Show all lines of the listing that hold the word "this".

>>

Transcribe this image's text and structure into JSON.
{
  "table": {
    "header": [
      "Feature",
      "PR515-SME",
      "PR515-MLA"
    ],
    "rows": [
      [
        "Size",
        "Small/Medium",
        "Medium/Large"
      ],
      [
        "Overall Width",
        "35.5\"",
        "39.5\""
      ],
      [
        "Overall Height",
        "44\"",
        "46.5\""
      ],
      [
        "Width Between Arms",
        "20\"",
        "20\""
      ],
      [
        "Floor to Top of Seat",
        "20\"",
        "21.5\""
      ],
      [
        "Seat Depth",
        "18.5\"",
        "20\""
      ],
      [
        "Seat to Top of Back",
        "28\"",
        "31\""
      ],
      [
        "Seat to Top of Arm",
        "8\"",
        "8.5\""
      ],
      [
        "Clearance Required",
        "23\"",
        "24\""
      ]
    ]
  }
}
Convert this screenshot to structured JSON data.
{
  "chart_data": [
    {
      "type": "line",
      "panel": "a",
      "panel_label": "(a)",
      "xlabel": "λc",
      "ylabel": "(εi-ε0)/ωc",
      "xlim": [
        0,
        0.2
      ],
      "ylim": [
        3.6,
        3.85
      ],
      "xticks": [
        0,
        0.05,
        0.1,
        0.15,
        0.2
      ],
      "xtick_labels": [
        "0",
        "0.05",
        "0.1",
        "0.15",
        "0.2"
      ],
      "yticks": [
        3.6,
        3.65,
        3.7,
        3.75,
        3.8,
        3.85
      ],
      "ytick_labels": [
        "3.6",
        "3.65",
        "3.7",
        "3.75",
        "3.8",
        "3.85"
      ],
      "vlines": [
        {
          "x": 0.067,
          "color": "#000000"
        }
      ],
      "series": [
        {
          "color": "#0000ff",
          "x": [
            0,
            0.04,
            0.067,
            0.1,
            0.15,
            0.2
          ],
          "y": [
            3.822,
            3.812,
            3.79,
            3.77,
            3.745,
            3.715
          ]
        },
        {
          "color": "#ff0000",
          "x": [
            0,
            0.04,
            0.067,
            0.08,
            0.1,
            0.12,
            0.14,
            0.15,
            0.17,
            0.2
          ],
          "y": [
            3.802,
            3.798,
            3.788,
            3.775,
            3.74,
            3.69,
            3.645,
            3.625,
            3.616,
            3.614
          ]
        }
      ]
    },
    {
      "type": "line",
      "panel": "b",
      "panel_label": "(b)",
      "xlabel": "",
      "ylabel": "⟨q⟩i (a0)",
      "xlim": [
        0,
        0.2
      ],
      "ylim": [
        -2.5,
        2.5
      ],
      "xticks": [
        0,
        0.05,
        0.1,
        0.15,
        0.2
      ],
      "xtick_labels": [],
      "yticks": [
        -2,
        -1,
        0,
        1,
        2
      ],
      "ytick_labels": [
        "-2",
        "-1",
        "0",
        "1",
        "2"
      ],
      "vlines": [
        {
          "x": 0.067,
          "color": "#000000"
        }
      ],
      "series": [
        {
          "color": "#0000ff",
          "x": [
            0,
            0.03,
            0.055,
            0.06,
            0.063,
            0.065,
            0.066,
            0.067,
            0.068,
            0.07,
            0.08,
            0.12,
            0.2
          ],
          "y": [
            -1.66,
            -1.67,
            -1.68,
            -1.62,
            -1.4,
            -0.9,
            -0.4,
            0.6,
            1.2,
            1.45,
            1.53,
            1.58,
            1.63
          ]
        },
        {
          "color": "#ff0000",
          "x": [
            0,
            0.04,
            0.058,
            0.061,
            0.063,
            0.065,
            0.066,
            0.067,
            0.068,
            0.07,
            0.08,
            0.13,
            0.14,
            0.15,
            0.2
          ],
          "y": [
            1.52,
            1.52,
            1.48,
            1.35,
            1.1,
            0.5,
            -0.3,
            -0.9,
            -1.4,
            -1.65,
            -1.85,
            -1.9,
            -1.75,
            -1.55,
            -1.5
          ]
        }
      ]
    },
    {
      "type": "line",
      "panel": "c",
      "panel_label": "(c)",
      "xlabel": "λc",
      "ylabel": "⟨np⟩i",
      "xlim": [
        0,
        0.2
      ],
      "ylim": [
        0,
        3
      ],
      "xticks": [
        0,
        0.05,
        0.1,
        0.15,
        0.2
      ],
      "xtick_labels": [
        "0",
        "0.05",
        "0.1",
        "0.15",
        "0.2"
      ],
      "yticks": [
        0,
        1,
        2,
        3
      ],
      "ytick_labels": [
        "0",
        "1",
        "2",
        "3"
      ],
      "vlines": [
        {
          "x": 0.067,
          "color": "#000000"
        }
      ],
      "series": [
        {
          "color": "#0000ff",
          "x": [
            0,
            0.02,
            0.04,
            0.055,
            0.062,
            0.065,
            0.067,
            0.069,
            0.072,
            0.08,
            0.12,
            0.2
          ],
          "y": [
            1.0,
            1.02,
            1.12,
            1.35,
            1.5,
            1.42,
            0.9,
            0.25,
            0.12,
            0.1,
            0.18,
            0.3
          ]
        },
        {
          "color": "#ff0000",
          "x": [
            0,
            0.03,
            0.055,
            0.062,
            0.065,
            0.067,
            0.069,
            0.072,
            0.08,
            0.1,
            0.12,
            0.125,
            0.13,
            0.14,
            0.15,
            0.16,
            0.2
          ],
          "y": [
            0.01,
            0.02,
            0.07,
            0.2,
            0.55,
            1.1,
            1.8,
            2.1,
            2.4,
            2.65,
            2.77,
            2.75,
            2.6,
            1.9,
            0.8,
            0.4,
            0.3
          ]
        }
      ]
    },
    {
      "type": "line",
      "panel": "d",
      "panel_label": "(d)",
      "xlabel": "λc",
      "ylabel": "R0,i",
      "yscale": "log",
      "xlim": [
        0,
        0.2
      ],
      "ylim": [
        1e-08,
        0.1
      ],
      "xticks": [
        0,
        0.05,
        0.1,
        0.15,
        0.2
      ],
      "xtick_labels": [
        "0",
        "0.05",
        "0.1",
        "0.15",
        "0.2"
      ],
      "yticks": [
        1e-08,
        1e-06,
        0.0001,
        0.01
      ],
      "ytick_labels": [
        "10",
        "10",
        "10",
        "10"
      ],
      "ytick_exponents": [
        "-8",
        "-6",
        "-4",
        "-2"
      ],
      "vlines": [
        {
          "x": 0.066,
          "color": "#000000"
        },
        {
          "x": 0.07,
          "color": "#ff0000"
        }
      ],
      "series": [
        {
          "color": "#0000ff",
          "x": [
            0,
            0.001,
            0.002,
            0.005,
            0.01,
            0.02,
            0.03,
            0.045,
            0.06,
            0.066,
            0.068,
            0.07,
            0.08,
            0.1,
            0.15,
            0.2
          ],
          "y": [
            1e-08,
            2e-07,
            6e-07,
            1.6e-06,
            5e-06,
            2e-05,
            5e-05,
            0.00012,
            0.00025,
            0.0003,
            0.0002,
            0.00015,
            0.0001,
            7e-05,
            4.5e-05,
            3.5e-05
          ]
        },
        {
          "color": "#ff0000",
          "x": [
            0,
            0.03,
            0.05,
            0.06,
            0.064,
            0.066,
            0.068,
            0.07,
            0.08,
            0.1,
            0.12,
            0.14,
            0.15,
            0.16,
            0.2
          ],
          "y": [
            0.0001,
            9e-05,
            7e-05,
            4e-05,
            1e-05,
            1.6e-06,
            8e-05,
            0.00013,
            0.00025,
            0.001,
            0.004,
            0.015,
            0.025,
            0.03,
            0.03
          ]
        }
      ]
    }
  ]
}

<<

» FINISHED TASK
Transcribe this image's text and structure into JSON.
Convert this screenshot to structured JSON data.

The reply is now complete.